Stored items
________

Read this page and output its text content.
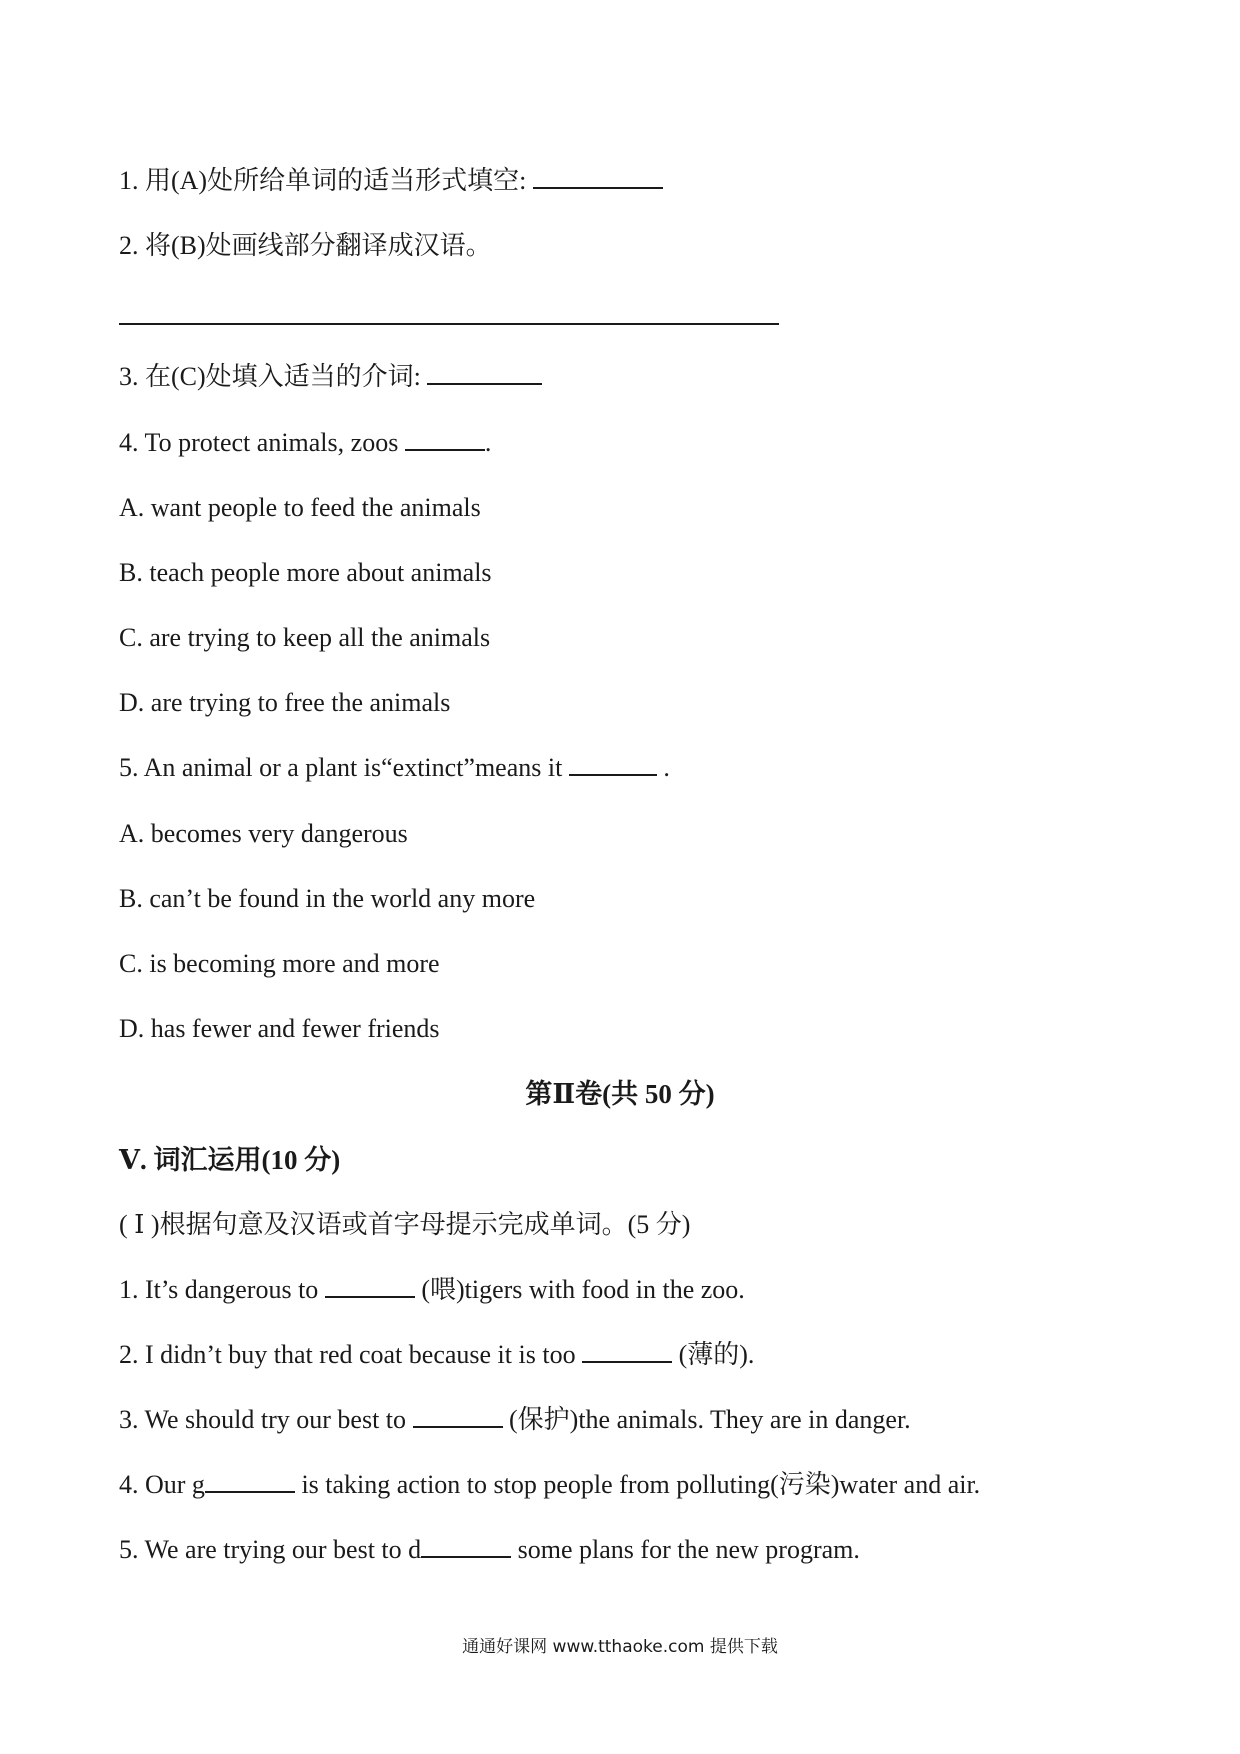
1. 用(A)处所给单词的适当形式填空:
2. 将(B)处画线部分翻译成汉语。
3. 在(C)处填入适当的介词:
4. To protect animals, zoos	.
A. want people to feed the animals
B. teach people more about animals
C. are trying to keep all the animals
D. are trying to free the animals
5. An animal or a plant is“extinct”means it	.
A. becomes very dangerous
B. can’t be found in the world any more
C. is becoming more and more
D. has fewer and fewer friends
第Ⅱ卷(共 50 分)
Ⅴ. 词汇运用(10 分)
( Ⅰ )根据句意及汉语或首字母提示完成单词。(5 分)
1. It’s dangerous to	(喂)tigers with food in the zoo.
2. I didn’t buy that red coat because it is too	(薄的).
3. We should try our best to	(保护)the animals. They are in danger.
4. Our g	is taking action to stop people from polluting(污染)water and air.
5. We are trying our best to d	some plans for the new program.
通通好课网 www.tthaoke.com 提供下载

________

Problem statement -
Exclude the pictures. Write out the remaining data exactly.

Result of this exercise -
Read this page and output its text content.
1. 用(A)处所给单词的适当形式填空:
2. 将(B)处画线部分翻译成汉语。
3. 在(C)处填入适当的介词:
4. To protect animals, zoos	.
A. want people to feed the animals
B. teach people more about animals
C. are trying to keep all the animals
D. are trying to free the animals
5. An animal or a plant is“extinct”means it	.
A. becomes very dangerous
B. can’t be found in the world any more
C. is becoming more and more
D. has fewer and fewer friends
第Ⅱ卷(共 50 分)
Ⅴ. 词汇运用(10 分)
( Ⅰ )根据句意及汉语或首字母提示完成单词。(5 分)
1. It’s dangerous to	(喂)tigers with food in the zoo.
2. I didn’t buy that red coat because it is too	(薄的).
3. We should try our best to	(保护)the animals. They are in danger.
4. Our g	is taking action to stop people from polluting(污染)water and air.
5. We are trying our best to d	some plans for the new program.
通通好课网 www.tthaoke.com 提供下载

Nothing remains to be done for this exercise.